# To be done:
Give the count of lines holding the string "label" and nothing else.

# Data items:
* Start *
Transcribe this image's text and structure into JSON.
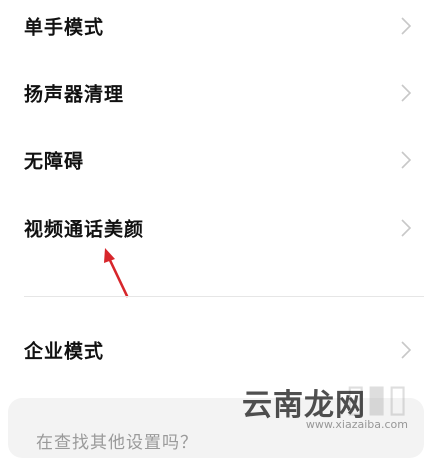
{
  "settings": {
    "items": [
      {
        "label": "单手模式",
        "icon": "chevron-right-icon"
      },
      {
        "label": "扬声器清理",
        "icon": "chevron-right-icon"
      },
      {
        "label": "无障碍",
        "icon": "chevron-right-icon"
      },
      {
        "label": "视频通话美颜",
        "icon": "chevron-right-icon"
      }
    ],
    "enterprise": {
      "label": "企业模式",
      "icon": "chevron-right-icon"
    },
    "search_prompt": "在查找其他设置吗？"
  },
  "watermark": {
    "brand": "云南龙网",
    "url": "www.xiazaiba.com"
  },
  "annotation": {
    "color": "#d7262b",
    "icon": "red-arrow-icon"
  },
  "colors": {
    "text": "#111111",
    "chevron": "#c8c8c8",
    "card": "#f3f3f3"
  }
}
* End *
# The reply:
5